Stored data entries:
★ ★ ★

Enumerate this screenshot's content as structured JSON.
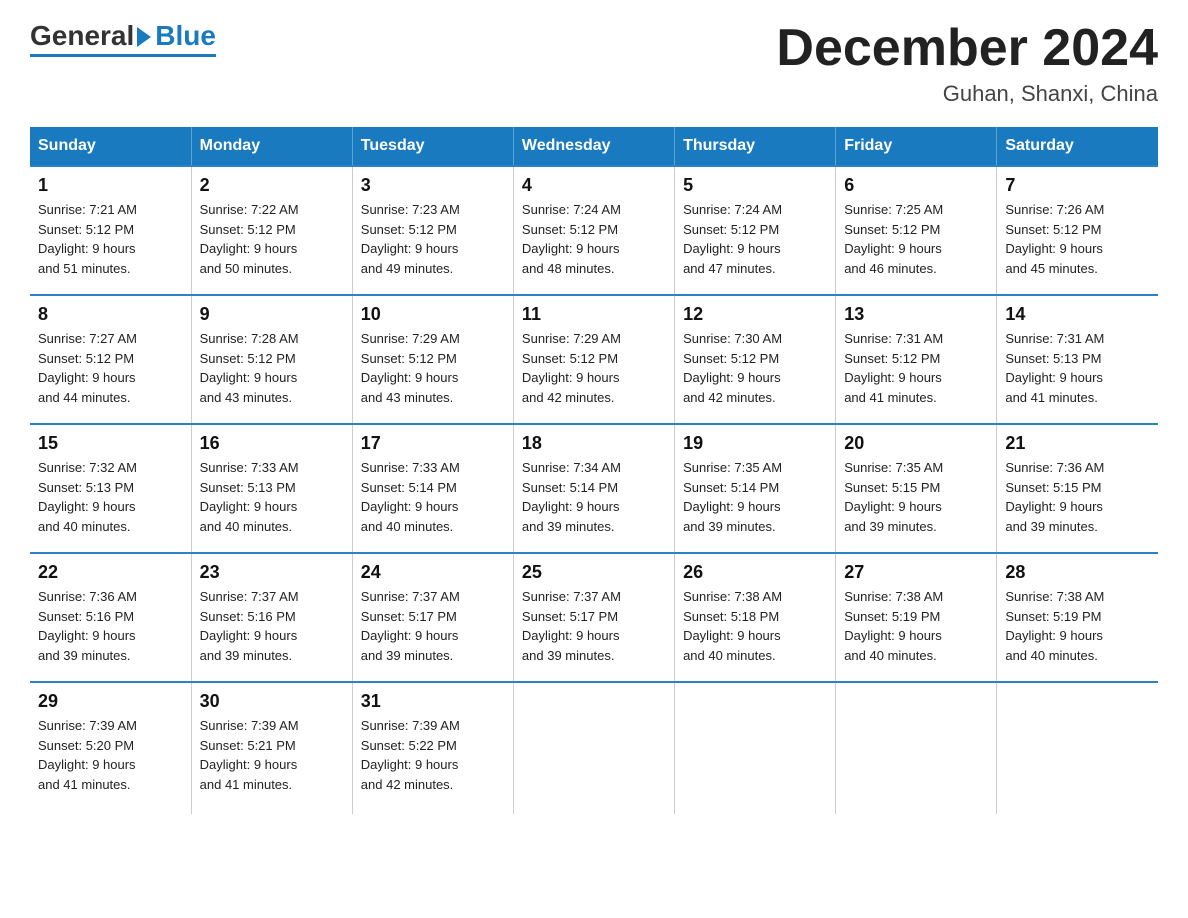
{
  "header": {
    "logo_general": "General",
    "logo_blue": "Blue",
    "month_title": "December 2024",
    "location": "Guhan, Shanxi, China"
  },
  "days_of_week": [
    "Sunday",
    "Monday",
    "Tuesday",
    "Wednesday",
    "Thursday",
    "Friday",
    "Saturday"
  ],
  "weeks": [
    [
      {
        "day": "1",
        "info": "Sunrise: 7:21 AM\nSunset: 5:12 PM\nDaylight: 9 hours\nand 51 minutes."
      },
      {
        "day": "2",
        "info": "Sunrise: 7:22 AM\nSunset: 5:12 PM\nDaylight: 9 hours\nand 50 minutes."
      },
      {
        "day": "3",
        "info": "Sunrise: 7:23 AM\nSunset: 5:12 PM\nDaylight: 9 hours\nand 49 minutes."
      },
      {
        "day": "4",
        "info": "Sunrise: 7:24 AM\nSunset: 5:12 PM\nDaylight: 9 hours\nand 48 minutes."
      },
      {
        "day": "5",
        "info": "Sunrise: 7:24 AM\nSunset: 5:12 PM\nDaylight: 9 hours\nand 47 minutes."
      },
      {
        "day": "6",
        "info": "Sunrise: 7:25 AM\nSunset: 5:12 PM\nDaylight: 9 hours\nand 46 minutes."
      },
      {
        "day": "7",
        "info": "Sunrise: 7:26 AM\nSunset: 5:12 PM\nDaylight: 9 hours\nand 45 minutes."
      }
    ],
    [
      {
        "day": "8",
        "info": "Sunrise: 7:27 AM\nSunset: 5:12 PM\nDaylight: 9 hours\nand 44 minutes."
      },
      {
        "day": "9",
        "info": "Sunrise: 7:28 AM\nSunset: 5:12 PM\nDaylight: 9 hours\nand 43 minutes."
      },
      {
        "day": "10",
        "info": "Sunrise: 7:29 AM\nSunset: 5:12 PM\nDaylight: 9 hours\nand 43 minutes."
      },
      {
        "day": "11",
        "info": "Sunrise: 7:29 AM\nSunset: 5:12 PM\nDaylight: 9 hours\nand 42 minutes."
      },
      {
        "day": "12",
        "info": "Sunrise: 7:30 AM\nSunset: 5:12 PM\nDaylight: 9 hours\nand 42 minutes."
      },
      {
        "day": "13",
        "info": "Sunrise: 7:31 AM\nSunset: 5:12 PM\nDaylight: 9 hours\nand 41 minutes."
      },
      {
        "day": "14",
        "info": "Sunrise: 7:31 AM\nSunset: 5:13 PM\nDaylight: 9 hours\nand 41 minutes."
      }
    ],
    [
      {
        "day": "15",
        "info": "Sunrise: 7:32 AM\nSunset: 5:13 PM\nDaylight: 9 hours\nand 40 minutes."
      },
      {
        "day": "16",
        "info": "Sunrise: 7:33 AM\nSunset: 5:13 PM\nDaylight: 9 hours\nand 40 minutes."
      },
      {
        "day": "17",
        "info": "Sunrise: 7:33 AM\nSunset: 5:14 PM\nDaylight: 9 hours\nand 40 minutes."
      },
      {
        "day": "18",
        "info": "Sunrise: 7:34 AM\nSunset: 5:14 PM\nDaylight: 9 hours\nand 39 minutes."
      },
      {
        "day": "19",
        "info": "Sunrise: 7:35 AM\nSunset: 5:14 PM\nDaylight: 9 hours\nand 39 minutes."
      },
      {
        "day": "20",
        "info": "Sunrise: 7:35 AM\nSunset: 5:15 PM\nDaylight: 9 hours\nand 39 minutes."
      },
      {
        "day": "21",
        "info": "Sunrise: 7:36 AM\nSunset: 5:15 PM\nDaylight: 9 hours\nand 39 minutes."
      }
    ],
    [
      {
        "day": "22",
        "info": "Sunrise: 7:36 AM\nSunset: 5:16 PM\nDaylight: 9 hours\nand 39 minutes."
      },
      {
        "day": "23",
        "info": "Sunrise: 7:37 AM\nSunset: 5:16 PM\nDaylight: 9 hours\nand 39 minutes."
      },
      {
        "day": "24",
        "info": "Sunrise: 7:37 AM\nSunset: 5:17 PM\nDaylight: 9 hours\nand 39 minutes."
      },
      {
        "day": "25",
        "info": "Sunrise: 7:37 AM\nSunset: 5:17 PM\nDaylight: 9 hours\nand 39 minutes."
      },
      {
        "day": "26",
        "info": "Sunrise: 7:38 AM\nSunset: 5:18 PM\nDaylight: 9 hours\nand 40 minutes."
      },
      {
        "day": "27",
        "info": "Sunrise: 7:38 AM\nSunset: 5:19 PM\nDaylight: 9 hours\nand 40 minutes."
      },
      {
        "day": "28",
        "info": "Sunrise: 7:38 AM\nSunset: 5:19 PM\nDaylight: 9 hours\nand 40 minutes."
      }
    ],
    [
      {
        "day": "29",
        "info": "Sunrise: 7:39 AM\nSunset: 5:20 PM\nDaylight: 9 hours\nand 41 minutes."
      },
      {
        "day": "30",
        "info": "Sunrise: 7:39 AM\nSunset: 5:21 PM\nDaylight: 9 hours\nand 41 minutes."
      },
      {
        "day": "31",
        "info": "Sunrise: 7:39 AM\nSunset: 5:22 PM\nDaylight: 9 hours\nand 42 minutes."
      },
      {
        "day": "",
        "info": ""
      },
      {
        "day": "",
        "info": ""
      },
      {
        "day": "",
        "info": ""
      },
      {
        "day": "",
        "info": ""
      }
    ]
  ]
}
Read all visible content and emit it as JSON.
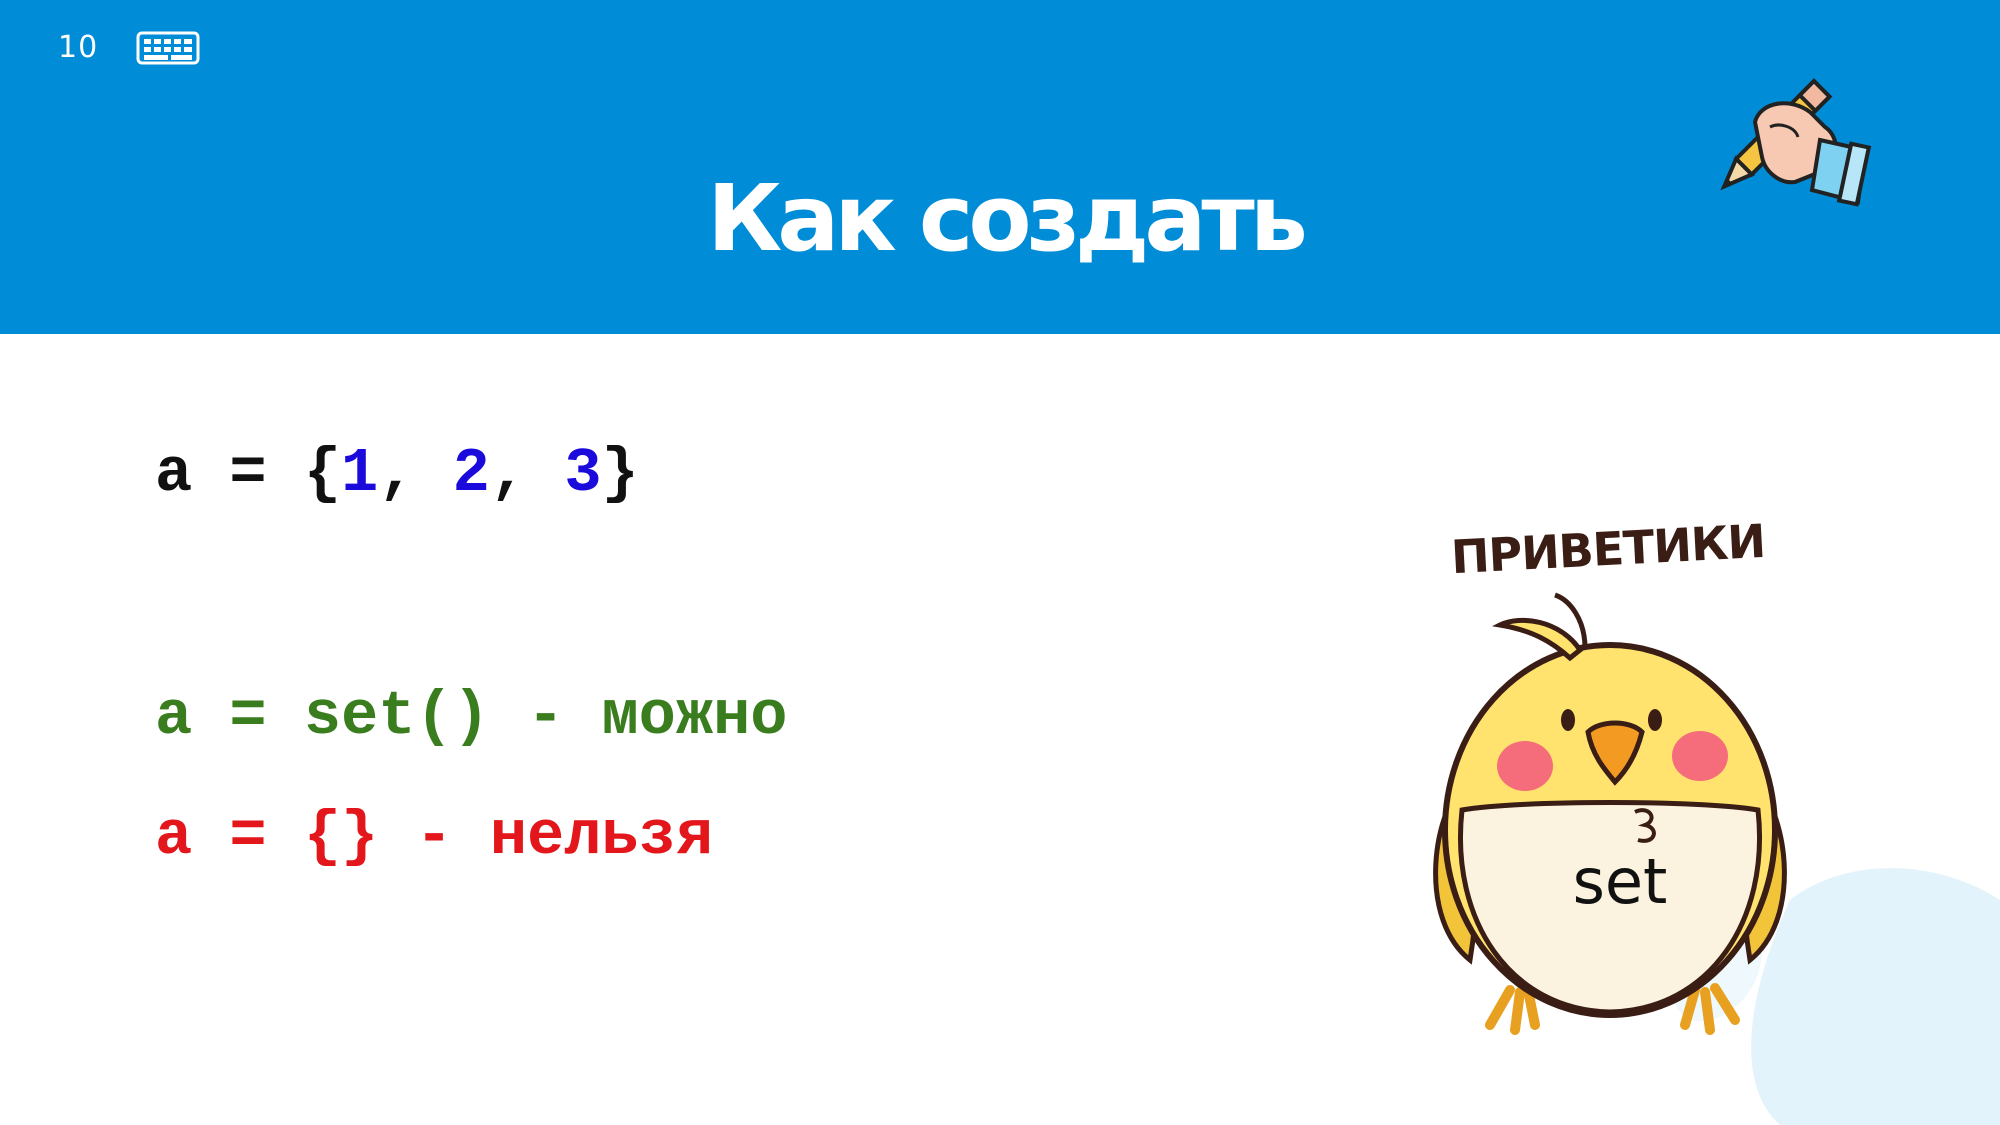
{
  "slide": {
    "number": "10",
    "title": "Как создать"
  },
  "code": {
    "line1": {
      "prefix": "a = {",
      "n1": "1",
      "sep1": ", ",
      "n2": "2",
      "sep2": ", ",
      "n3": "3",
      "suffix": "}"
    },
    "line2": "a = set() - можно",
    "line3": "a = {} - нельзя"
  },
  "illustration": {
    "greeting": "ПРИВЕТИКИ",
    "label": "set"
  },
  "colors": {
    "header": "#008cd6",
    "ok": "#3a7d1f",
    "bad": "#e2161b",
    "number": "#1a0adb"
  },
  "icons": [
    "keyboard-icon",
    "hand-pencil-icon",
    "bird-illustration"
  ]
}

★ ★ ★

» Exercise instructions
Show each line holding the word "content".

» Solution for this exercise
Enumerate this screenshot's content as structured JSON.
Read all visible content and emit it as JSON.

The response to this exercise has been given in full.